> [阅读材料]
如何度量代码生成大模型的准确性?
项目背景
在公司内网部署StarCoder-1B大模型已经半月有余了,在考虑继续优化升级StarCoder-7B模型的同时,一个重要的问题出现了。
在实际生产开发中,我们应该如何评估代码生成大模型的准确性?是从10亿到70亿参数越多就越好吗?还是看论文测试说哪个模型好就一定更好?
用数据说话!
评估指标
- 插件的下载数量—-普及度
- 由于我把插件放在飞书文档,因此无法统计下载安装的数量(失策了..)
- 代码的生成质量—-满意度
- 通过tabby产生的日志可以分析。
日志分析
tabby服务端会每天产生日志如:2024-03-07.json
日志的内容:
1
2
3
4
5
6
7
8
{"ts":1709541131885,"event":{"completion":{"completion_id":"cmpl-dea2b314-0518-414e-ace7-f74c3494ba20","language":"java","prompt":"*******","segments":{"prefix":"*****","suffix":"*****"},"choices":[{"index":0,"text":"*********"}]}}}
{"ts":1709541132062,"event":{"view":{"completion_id":"cmpl-dea2b314-0518-414e-ace7-f74c3494ba20","choice_index":0,"view_id":"view-dea2b314-0518-414e-ace7-f74c3494ba20-at-1709541131909"}}}
{"ts":1709541132768,"event":{"select":{"completion_id":"cmpl-dea2b314-0518-414e-ace7-f74c3494ba20","choice_index":0,"view_id":"view-dea2b314-0518-414e-ace7-f74c3494ba20-at-1709541131909","elapsed":704}}}
{"ts":1709541133661,"event":{"view":{"completion_id":"cmpl-dea2b314-0518-414e-ace7-f74c3494ba20","choice_index":0,"view_id":"view-dea2b314-0518-414e-ace7-f74c3494ba20-at-1709541133514"}}}
{"ts":1709541134151,"event":{"select":{"completion_id":"cmpl-dea2b314-0518-414e-ace7-f74c3494ba20","choice_index":0,"view_id":"view-dea2b314-0518-414e-ace7-f74c3494ba20-at-1709541133514","elapsed":489}}}
{"ts":1709541134902,"event":{"view":{"completion_id":"cmpl-dea2b314-0518-414e-ace7-f74c3494ba20","choice_index":0,"view_id":"view-dea2b314-0518-414e-ace7-f74c3494ba20-at-1709541134755"}}}
{"ts":1709541135314,"event":{"select":{"completion_id":"cmpl-dea2b314-0518-414e-ace7-f74c3494ba20","choice_index":0,"view_id":"view-dea2b314-0518-414e-ace7-f74c3494ba20-at-1709541134755","elapsed":412}}}
通过分析日志的结构可以看出,日志一共分为4类
- completion:完成
- view:展示
- select :选择
- dismiss:放弃
数据分析
| 日期 | completion | view | dismiss | select | 代码采纳率 |
|---|---|---|---|---|---|
| 2024-03-07 | 2451 | 2059 | 1873 | 183 | 8.89% |
| 2024-03-08 | 1276 | 933 | 859 | 73 | 7.82% |
| 2024-03-11 | 2137 | 1581 | 1504 | 77 | 4.87% |
| 2024-03-12 | 1642 | 1527 | 1407 | 116 | 7.60% |
| 2024-03-13 | 1483 | 1146 | 1068 | 78 | 6.81% |
| 2024-03-14 | 1649 | 1132 | 1080 | 52 | 4.59% |
| 2024-03-15 | 1495 | 1159 | 1096 | 62 | 5.35% |
| 2024-03-18 | 834 | 645 | 625 | 16 | 2.48% |
| 2024-03-19 | 931 | 690 | 659 | 30 | 4.35% |
| 2024-03-20 | 1395 | 1017 | 961 | 54 | 5.31% |
| 2024-03-21 | 1391 | 1007 | 937 | 71 | 7.05% |
| 2024-03-22 | 1352 | 1041 | 974 | 66 | 6.34% |
分析结论
通过数据可以得到代码的采纳率大概在5%左右,考虑到很多用户都是设置的自动模式,因此必定会有非常多的无效提示。实际有效的采纳估计会超过15%
数据也算是差强人意,但还有很大的提升空间。

> [存储数据]
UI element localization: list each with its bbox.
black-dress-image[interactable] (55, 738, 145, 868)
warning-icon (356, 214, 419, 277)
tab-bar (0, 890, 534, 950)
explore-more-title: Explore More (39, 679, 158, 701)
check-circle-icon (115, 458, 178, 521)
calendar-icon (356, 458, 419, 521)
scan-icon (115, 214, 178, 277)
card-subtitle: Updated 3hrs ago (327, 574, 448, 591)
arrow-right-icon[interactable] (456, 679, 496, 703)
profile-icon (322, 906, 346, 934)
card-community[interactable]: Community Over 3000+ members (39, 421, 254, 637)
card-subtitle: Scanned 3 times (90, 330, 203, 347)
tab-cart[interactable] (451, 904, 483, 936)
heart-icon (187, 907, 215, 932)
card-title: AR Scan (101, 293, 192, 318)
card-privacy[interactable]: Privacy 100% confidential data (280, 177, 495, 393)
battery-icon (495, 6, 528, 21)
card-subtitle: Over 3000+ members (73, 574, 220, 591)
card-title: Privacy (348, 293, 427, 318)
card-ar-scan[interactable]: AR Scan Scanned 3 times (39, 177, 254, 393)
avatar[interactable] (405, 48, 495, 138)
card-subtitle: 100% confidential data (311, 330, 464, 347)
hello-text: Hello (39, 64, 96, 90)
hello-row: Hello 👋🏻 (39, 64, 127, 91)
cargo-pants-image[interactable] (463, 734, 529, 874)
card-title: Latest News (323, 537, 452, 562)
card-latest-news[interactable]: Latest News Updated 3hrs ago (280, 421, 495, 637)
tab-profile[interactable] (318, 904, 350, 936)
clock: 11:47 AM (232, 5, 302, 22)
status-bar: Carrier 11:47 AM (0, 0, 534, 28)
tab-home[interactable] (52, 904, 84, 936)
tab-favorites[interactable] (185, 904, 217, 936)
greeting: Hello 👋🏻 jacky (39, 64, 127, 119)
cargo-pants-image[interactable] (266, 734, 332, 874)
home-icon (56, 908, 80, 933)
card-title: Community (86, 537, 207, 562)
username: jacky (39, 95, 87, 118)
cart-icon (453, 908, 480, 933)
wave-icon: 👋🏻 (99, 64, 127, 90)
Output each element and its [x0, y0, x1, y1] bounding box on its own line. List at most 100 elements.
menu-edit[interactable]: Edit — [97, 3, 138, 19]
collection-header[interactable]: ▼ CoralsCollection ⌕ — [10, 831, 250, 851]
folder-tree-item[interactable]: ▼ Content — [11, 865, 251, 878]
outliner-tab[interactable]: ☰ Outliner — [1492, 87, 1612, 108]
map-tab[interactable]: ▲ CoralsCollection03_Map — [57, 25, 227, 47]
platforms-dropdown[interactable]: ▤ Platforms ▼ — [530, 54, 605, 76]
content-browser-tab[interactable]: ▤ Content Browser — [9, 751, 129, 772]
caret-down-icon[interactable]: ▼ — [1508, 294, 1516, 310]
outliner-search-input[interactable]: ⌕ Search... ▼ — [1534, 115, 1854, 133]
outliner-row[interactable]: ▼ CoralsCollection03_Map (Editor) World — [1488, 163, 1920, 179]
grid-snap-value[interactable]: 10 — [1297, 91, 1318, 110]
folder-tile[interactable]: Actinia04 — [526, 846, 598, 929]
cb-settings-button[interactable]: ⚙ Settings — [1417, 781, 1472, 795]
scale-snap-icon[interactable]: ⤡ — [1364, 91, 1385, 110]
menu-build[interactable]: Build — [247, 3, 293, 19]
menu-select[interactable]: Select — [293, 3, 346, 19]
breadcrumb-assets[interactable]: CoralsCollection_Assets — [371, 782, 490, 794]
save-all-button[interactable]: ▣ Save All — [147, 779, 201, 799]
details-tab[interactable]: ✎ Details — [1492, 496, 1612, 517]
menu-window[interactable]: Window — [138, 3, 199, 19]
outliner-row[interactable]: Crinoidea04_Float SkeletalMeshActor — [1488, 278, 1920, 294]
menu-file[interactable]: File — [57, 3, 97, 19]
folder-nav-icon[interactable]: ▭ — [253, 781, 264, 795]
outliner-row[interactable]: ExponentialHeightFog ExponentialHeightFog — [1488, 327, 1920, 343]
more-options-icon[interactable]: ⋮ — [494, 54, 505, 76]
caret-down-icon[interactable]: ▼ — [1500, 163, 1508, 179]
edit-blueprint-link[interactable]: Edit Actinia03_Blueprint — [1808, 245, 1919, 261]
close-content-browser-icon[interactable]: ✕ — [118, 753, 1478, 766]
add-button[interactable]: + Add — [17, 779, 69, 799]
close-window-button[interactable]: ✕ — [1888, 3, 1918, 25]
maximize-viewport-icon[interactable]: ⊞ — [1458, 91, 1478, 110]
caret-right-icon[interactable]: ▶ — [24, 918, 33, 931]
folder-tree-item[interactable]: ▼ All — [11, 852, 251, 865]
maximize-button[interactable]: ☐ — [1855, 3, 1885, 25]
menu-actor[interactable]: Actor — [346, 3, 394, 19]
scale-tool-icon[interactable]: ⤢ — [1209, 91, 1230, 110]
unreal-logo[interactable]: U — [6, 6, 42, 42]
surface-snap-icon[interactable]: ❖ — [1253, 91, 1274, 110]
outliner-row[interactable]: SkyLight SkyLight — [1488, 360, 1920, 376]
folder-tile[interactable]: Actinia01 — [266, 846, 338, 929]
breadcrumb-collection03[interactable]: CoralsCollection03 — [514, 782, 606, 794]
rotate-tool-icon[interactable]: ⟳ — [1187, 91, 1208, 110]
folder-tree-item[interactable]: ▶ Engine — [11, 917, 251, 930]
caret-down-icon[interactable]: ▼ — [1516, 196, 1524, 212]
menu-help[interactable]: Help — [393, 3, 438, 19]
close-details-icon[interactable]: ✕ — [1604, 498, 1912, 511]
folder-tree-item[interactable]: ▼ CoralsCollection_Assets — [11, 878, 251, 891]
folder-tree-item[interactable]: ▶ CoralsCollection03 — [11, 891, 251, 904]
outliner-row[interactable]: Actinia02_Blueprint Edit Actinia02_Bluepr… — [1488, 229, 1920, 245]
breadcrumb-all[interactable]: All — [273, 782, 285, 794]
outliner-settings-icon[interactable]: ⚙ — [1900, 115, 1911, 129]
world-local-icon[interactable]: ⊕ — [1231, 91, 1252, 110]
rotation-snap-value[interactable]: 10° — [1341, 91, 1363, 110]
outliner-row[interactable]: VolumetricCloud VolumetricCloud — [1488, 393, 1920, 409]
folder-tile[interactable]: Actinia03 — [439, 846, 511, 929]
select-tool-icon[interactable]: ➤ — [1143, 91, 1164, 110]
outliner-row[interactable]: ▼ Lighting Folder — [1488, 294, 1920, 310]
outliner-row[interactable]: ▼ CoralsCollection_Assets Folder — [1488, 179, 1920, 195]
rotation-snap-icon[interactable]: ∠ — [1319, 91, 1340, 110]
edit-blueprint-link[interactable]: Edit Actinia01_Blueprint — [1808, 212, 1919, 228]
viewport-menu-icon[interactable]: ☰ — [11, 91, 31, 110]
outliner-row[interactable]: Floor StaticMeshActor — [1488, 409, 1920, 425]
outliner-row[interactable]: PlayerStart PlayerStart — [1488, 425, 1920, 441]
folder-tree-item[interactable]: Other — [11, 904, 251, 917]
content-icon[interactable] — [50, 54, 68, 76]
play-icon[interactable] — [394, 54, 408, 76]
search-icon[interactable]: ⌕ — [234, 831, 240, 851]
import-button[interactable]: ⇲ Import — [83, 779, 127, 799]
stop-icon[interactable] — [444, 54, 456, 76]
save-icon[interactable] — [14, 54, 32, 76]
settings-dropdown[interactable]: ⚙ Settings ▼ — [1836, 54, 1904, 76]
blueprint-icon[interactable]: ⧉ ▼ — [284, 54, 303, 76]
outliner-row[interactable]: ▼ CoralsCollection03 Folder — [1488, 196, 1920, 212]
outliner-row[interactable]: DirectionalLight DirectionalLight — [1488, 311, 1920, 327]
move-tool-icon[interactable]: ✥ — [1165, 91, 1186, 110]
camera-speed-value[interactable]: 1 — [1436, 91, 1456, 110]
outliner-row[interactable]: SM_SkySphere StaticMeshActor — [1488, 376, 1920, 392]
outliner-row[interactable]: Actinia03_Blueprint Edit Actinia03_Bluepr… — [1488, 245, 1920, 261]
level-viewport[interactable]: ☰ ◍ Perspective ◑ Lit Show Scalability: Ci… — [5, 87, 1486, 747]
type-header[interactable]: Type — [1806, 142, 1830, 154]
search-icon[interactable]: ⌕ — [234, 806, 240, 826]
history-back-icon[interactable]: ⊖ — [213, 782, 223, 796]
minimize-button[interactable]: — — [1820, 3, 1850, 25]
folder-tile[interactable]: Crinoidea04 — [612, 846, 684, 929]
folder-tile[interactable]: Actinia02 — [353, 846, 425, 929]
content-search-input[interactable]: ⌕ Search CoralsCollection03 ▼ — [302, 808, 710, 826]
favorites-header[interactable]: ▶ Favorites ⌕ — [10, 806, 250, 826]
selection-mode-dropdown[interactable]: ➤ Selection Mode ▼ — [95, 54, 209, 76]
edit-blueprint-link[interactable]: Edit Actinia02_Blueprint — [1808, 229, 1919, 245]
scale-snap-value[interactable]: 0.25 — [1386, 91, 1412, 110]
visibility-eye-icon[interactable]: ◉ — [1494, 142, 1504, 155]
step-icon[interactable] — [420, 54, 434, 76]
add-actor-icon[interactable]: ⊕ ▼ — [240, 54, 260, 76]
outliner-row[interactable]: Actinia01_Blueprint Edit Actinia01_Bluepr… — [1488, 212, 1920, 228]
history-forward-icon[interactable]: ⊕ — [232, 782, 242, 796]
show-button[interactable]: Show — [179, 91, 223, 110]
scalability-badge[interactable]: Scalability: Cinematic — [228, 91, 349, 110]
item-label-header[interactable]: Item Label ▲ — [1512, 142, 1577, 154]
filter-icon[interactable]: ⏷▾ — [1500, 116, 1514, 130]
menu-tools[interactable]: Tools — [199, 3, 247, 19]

> [任务要求] 把阅读材料中从含有"如何度量代码生成大模型的准确性?"的地方起、到"- 通过tabby产生的日志可以分析。"为止的这段文字重写一遍，并把其中的"飞书文档"替换为"企业网盘"。

> [作答内容]
如何度量代码生成大模型的准确性?
项目背景
在公司内网部署StarCoder-1B大模型已经半月有余了,在考虑继续优化升级StarCoder-7B模型的同时,一个重要的问题出现了。
在实际生产开发中,我们应该如何评估代码生成大模型的准确性?是从10亿到70亿参数越多就越好吗?还是看论文测试说哪个模型好就一定更好?
用数据说话!
评估指标
- 插件的下载数量—-普及度
- 由于我把插件放在企业网盘,因此无法统计下载安装的数量(失策了..)
- 代码的生成质量—-满意度
- 通过tabby产生的日志可以分析。